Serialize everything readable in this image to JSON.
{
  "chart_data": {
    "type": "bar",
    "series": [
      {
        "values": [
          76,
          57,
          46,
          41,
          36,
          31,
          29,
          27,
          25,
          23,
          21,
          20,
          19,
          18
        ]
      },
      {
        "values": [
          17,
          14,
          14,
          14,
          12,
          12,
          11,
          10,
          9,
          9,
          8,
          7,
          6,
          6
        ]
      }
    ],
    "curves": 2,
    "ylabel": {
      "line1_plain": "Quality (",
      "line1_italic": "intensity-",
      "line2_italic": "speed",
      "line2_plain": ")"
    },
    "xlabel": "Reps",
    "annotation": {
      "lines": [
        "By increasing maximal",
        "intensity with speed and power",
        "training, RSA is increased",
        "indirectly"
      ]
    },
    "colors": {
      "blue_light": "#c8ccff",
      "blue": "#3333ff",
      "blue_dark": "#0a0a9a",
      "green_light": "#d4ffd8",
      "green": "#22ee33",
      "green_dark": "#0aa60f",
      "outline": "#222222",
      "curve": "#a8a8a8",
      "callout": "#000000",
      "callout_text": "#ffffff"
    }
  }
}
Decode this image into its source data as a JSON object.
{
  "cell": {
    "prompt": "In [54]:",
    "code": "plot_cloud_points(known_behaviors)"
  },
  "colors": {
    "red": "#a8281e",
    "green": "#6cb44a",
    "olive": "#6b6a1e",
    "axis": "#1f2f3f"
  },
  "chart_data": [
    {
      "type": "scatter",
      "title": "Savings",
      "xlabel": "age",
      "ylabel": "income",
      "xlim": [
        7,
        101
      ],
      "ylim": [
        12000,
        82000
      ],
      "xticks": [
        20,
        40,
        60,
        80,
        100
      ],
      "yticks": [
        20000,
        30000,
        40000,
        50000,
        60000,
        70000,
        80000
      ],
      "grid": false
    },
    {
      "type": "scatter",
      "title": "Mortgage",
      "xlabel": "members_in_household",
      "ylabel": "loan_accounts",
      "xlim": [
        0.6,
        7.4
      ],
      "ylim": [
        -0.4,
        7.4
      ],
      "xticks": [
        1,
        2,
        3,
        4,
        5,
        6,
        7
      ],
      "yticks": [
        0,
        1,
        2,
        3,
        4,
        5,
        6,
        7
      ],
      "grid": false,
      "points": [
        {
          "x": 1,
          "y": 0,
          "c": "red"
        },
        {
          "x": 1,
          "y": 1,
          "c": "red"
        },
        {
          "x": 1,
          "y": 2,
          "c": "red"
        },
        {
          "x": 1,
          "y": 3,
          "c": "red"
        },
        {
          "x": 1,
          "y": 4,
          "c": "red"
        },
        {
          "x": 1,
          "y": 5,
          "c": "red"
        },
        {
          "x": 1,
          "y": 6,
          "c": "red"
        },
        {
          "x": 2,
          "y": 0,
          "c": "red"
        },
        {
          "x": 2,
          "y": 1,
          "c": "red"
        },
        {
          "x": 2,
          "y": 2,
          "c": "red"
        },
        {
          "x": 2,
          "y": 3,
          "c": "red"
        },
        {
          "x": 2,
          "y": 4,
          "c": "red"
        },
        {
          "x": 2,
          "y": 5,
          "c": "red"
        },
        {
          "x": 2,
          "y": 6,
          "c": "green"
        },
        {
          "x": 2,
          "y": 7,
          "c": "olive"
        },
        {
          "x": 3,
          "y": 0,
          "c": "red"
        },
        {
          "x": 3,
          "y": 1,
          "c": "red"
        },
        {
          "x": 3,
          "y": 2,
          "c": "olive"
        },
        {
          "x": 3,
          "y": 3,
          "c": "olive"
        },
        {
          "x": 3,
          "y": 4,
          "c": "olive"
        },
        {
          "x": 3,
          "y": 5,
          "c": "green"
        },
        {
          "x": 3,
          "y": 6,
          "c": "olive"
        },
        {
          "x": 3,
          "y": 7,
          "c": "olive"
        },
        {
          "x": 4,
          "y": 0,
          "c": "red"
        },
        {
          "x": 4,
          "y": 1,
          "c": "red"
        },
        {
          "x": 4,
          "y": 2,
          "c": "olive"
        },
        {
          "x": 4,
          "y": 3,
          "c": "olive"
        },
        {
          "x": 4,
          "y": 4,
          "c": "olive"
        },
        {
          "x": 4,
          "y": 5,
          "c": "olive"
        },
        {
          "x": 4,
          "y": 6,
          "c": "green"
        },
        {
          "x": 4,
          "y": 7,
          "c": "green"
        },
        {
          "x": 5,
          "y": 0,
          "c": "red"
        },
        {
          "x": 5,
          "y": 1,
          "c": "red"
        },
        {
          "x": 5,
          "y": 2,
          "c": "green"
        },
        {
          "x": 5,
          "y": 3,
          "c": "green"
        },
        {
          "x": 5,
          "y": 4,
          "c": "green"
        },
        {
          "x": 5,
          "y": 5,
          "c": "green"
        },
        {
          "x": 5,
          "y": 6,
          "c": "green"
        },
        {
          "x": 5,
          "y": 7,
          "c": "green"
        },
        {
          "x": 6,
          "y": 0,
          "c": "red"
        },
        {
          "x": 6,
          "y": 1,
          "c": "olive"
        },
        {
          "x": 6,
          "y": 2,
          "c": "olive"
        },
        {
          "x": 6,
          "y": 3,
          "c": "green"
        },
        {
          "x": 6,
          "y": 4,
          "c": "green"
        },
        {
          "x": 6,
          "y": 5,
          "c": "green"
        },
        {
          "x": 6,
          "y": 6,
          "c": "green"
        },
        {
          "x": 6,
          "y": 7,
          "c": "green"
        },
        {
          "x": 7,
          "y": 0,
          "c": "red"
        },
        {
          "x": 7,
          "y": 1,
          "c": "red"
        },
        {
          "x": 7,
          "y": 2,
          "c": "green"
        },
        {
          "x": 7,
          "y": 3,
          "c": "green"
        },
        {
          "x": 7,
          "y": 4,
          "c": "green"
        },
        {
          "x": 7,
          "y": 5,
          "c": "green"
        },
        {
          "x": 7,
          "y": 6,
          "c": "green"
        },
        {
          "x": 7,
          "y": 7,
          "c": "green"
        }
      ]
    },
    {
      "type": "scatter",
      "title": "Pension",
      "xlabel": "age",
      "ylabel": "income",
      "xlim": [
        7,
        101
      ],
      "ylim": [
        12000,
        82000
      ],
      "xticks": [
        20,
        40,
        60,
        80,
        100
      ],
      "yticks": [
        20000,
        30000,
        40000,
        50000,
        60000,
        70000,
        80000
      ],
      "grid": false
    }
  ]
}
==============================
#### Exercise objective:
Copy out all the entries shown above, character for character.

#### Response to the exercise:
Serialize everything readable in this image to JSON.
{
  "chart_data": {
    "type": "bar",
    "series": [
      {
        "values": [
          76,
          57,
          46,
          41,
          36,
          31,
          29,
          27,
          25,
          23,
          21,
          20,
          19,
          18
        ]
      },
      {
        "values": [
          17,
          14,
          14,
          14,
          12,
          12,
          11,
          10,
          9,
          9,
          8,
          7,
          6,
          6
        ]
      }
    ],
    "curves": 2,
    "ylabel": {
      "line1_plain": "Quality (",
      "line1_italic": "intensity-",
      "line2_italic": "speed",
      "line2_plain": ")"
    },
    "xlabel": "Reps",
    "annotation": {
      "lines": [
        "By increasing maximal",
        "intensity with speed and power",
        "training, RSA is increased",
        "indirectly"
      ]
    },
    "colors": {
      "blue_light": "#c8ccff",
      "blue": "#3333ff",
      "blue_dark": "#0a0a9a",
      "green_light": "#d4ffd8",
      "green": "#22ee33",
      "green_dark": "#0aa60f",
      "outline": "#222222",
      "curve": "#a8a8a8",
      "callout": "#000000",
      "callout_text": "#ffffff"
    }
  }
}
Decode this image into its source data as a JSON object.
{
  "cell": {
    "prompt": "In [54]:",
    "code": "plot_cloud_points(known_behaviors)"
  },
  "colors": {
    "red": "#a8281e",
    "green": "#6cb44a",
    "olive": "#6b6a1e",
    "axis": "#1f2f3f"
  },
  "chart_data": [
    {
      "type": "scatter",
      "title": "Savings",
      "xlabel": "age",
      "ylabel": "income",
      "xlim": [
        7,
        101
      ],
      "ylim": [
        12000,
        82000
      ],
      "xticks": [
        20,
        40,
        60,
        80,
        100
      ],
      "yticks": [
        20000,
        30000,
        40000,
        50000,
        60000,
        70000,
        80000
      ],
      "grid": false
    },
    {
      "type": "scatter",
      "title": "Mortgage",
      "xlabel": "members_in_household",
      "ylabel": "loan_accounts",
      "xlim": [
        0.6,
        7.4
      ],
      "ylim": [
        -0.4,
        7.4
      ],
      "xticks": [
        1,
        2,
        3,
        4,
        5,
        6,
        7
      ],
      "yticks": [
        0,
        1,
        2,
        3,
        4,
        5,
        6,
        7
      ],
      "grid": false,
      "points": [
        {
          "x": 1,
          "y": 0,
          "c": "red"
        },
        {
          "x": 1,
          "y": 1,
          "c": "red"
        },
        {
          "x": 1,
          "y": 2,
          "c": "red"
        },
        {
          "x": 1,
          "y": 3,
          "c": "red"
        },
        {
          "x": 1,
          "y": 4,
          "c": "red"
        },
        {
          "x": 1,
          "y": 5,
          "c": "red"
        },
        {
          "x": 1,
          "y": 6,
          "c": "red"
        },
        {
          "x": 2,
          "y": 0,
          "c": "red"
        },
        {
          "x": 2,
          "y": 1,
          "c": "red"
        },
        {
          "x": 2,
          "y": 2,
          "c": "red"
        },
        {
          "x": 2,
          "y": 3,
          "c": "red"
        },
        {
          "x": 2,
          "y": 4,
          "c": "red"
        },
        {
          "x": 2,
          "y": 5,
          "c": "red"
        },
        {
          "x": 2,
          "y": 6,
          "c": "green"
        },
        {
          "x": 2,
          "y": 7,
          "c": "olive"
        },
        {
          "x": 3,
          "y": 0,
          "c": "red"
        },
        {
          "x": 3,
          "y": 1,
          "c": "red"
        },
        {
          "x": 3,
          "y": 2,
          "c": "olive"
        },
        {
          "x": 3,
          "y": 3,
          "c": "olive"
        },
        {
          "x": 3,
          "y": 4,
          "c": "olive"
        },
        {
          "x": 3,
          "y": 5,
          "c": "green"
        },
        {
          "x": 3,
          "y": 6,
          "c": "olive"
        },
        {
          "x": 3,
          "y": 7,
          "c": "olive"
        },
        {
          "x": 4,
          "y": 0,
          "c": "red"
        },
        {
          "x": 4,
          "y": 1,
          "c": "red"
        },
        {
          "x": 4,
          "y": 2,
          "c": "olive"
        },
        {
          "x": 4,
          "y": 3,
          "c": "olive"
        },
        {
          "x": 4,
          "y": 4,
          "c": "olive"
        },
        {
          "x": 4,
          "y": 5,
          "c": "olive"
        },
        {
          "x": 4,
          "y": 6,
          "c": "green"
        },
        {
          "x": 4,
          "y": 7,
          "c": "green"
        },
        {
          "x": 5,
          "y": 0,
          "c": "red"
        },
        {
          "x": 5,
          "y": 1,
          "c": "red"
        },
        {
          "x": 5,
          "y": 2,
          "c": "green"
        },
        {
          "x": 5,
          "y": 3,
          "c": "green"
        },
        {
          "x": 5,
          "y": 4,
          "c": "green"
        },
        {
          "x": 5,
          "y": 5,
          "c": "green"
        },
        {
          "x": 5,
          "y": 6,
          "c": "green"
        },
        {
          "x": 5,
          "y": 7,
          "c": "green"
        },
        {
          "x": 6,
          "y": 0,
          "c": "red"
        },
        {
          "x": 6,
          "y": 1,
          "c": "olive"
        },
        {
          "x": 6,
          "y": 2,
          "c": "olive"
        },
        {
          "x": 6,
          "y": 3,
          "c": "green"
        },
        {
          "x": 6,
          "y": 4,
          "c": "green"
        },
        {
          "x": 6,
          "y": 5,
          "c": "green"
        },
        {
          "x": 6,
          "y": 6,
          "c": "green"
        },
        {
          "x": 6,
          "y": 7,
          "c": "green"
        },
        {
          "x": 7,
          "y": 0,
          "c": "red"
        },
        {
          "x": 7,
          "y": 1,
          "c": "red"
        },
        {
          "x": 7,
          "y": 2,
          "c": "green"
        },
        {
          "x": 7,
          "y": 3,
          "c": "green"
        },
        {
          "x": 7,
          "y": 4,
          "c": "green"
        },
        {
          "x": 7,
          "y": 5,
          "c": "green"
        },
        {
          "x": 7,
          "y": 6,
          "c": "green"
        },
        {
          "x": 7,
          "y": 7,
          "c": "green"
        }
      ]
    },
    {
      "type": "scatter",
      "title": "Pension",
      "xlabel": "age",
      "ylabel": "income",
      "xlim": [
        7,
        101
      ],
      "ylim": [
        12000,
        82000
      ],
      "xticks": [
        20,
        40,
        60,
        80,
        100
      ],
      "yticks": [
        20000,
        30000,
        40000,
        50000,
        60000,
        70000,
        80000
      ],
      "grid": false
    }
  ]
}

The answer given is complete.